TO BE DONE -> Word for word, restate every line of the material.

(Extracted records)
▼
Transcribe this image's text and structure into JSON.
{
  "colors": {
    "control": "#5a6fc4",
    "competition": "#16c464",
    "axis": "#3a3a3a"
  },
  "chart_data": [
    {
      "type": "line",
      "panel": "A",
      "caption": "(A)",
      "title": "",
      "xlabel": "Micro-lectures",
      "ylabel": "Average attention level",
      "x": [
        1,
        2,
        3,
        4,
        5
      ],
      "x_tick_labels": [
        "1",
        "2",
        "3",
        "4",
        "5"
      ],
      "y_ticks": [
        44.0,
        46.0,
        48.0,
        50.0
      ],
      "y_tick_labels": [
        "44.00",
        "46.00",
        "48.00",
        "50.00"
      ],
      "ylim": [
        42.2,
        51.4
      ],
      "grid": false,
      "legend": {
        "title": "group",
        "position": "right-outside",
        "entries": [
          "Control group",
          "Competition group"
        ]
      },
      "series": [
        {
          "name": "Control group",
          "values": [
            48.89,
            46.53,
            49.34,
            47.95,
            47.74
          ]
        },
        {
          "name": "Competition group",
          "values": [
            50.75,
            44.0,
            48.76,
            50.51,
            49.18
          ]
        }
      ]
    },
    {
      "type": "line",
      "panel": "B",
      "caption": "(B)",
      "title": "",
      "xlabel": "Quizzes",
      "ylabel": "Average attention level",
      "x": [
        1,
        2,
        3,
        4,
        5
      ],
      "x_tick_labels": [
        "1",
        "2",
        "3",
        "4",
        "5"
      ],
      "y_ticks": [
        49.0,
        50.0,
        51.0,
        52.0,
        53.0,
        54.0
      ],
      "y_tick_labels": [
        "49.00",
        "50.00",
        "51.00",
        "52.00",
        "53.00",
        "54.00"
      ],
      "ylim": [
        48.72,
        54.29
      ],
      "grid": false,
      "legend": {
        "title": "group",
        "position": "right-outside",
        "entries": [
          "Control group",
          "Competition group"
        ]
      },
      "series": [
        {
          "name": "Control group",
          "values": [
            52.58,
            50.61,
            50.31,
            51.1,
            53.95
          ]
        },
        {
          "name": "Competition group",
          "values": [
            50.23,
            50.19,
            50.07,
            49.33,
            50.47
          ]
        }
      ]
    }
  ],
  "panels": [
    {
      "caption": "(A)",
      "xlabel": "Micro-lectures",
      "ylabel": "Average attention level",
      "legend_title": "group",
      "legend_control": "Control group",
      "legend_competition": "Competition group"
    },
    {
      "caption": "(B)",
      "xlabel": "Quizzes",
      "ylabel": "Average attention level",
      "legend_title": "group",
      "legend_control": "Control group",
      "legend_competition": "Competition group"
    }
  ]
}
▲
ANSWER TO THE EXERCISE ->
Transcribe this image's text and structure into JSON.
{
  "colors": {
    "control": "#5a6fc4",
    "competition": "#16c464",
    "axis": "#3a3a3a"
  },
  "chart_data": [
    {
      "type": "line",
      "panel": "A",
      "caption": "(A)",
      "title": "",
      "xlabel": "Micro-lectures",
      "ylabel": "Average attention level",
      "x": [
        1,
        2,
        3,
        4,
        5
      ],
      "x_tick_labels": [
        "1",
        "2",
        "3",
        "4",
        "5"
      ],
      "y_ticks": [
        44.0,
        46.0,
        48.0,
        50.0
      ],
      "y_tick_labels": [
        "44.00",
        "46.00",
        "48.00",
        "50.00"
      ],
      "ylim": [
        42.2,
        51.4
      ],
      "grid": false,
      "legend": {
        "title": "group",
        "position": "right-outside",
        "entries": [
          "Control group",
          "Competition group"
        ]
      },
      "series": [
        {
          "name": "Control group",
          "values": [
            48.89,
            46.53,
            49.34,
            47.95,
            47.74
          ]
        },
        {
          "name": "Competition group",
          "values": [
            50.75,
            44.0,
            48.76,
            50.51,
            49.18
          ]
        }
      ]
    },
    {
      "type": "line",
      "panel": "B",
      "caption": "(B)",
      "title": "",
      "xlabel": "Quizzes",
      "ylabel": "Average attention level",
      "x": [
        1,
        2,
        3,
        4,
        5
      ],
      "x_tick_labels": [
        "1",
        "2",
        "3",
        "4",
        "5"
      ],
      "y_ticks": [
        49.0,
        50.0,
        51.0,
        52.0,
        53.0,
        54.0
      ],
      "y_tick_labels": [
        "49.00",
        "50.00",
        "51.00",
        "52.00",
        "53.00",
        "54.00"
      ],
      "ylim": [
        48.72,
        54.29
      ],
      "grid": false,
      "legend": {
        "title": "group",
        "position": "right-outside",
        "entries": [
          "Control group",
          "Competition group"
        ]
      },
      "series": [
        {
          "name": "Control group",
          "values": [
            52.58,
            50.61,
            50.31,
            51.1,
            53.95
          ]
        },
        {
          "name": "Competition group",
          "values": [
            50.23,
            50.19,
            50.07,
            49.33,
            50.47
          ]
        }
      ]
    }
  ],
  "panels": [
    {
      "caption": "(A)",
      "xlabel": "Micro-lectures",
      "ylabel": "Average attention level",
      "legend_title": "group",
      "legend_control": "Control group",
      "legend_competition": "Competition group"
    },
    {
      "caption": "(B)",
      "xlabel": "Quizzes",
      "ylabel": "Average attention level",
      "legend_title": "group",
      "legend_control": "Control group",
      "legend_competition": "Competition group"
    }
  ]
}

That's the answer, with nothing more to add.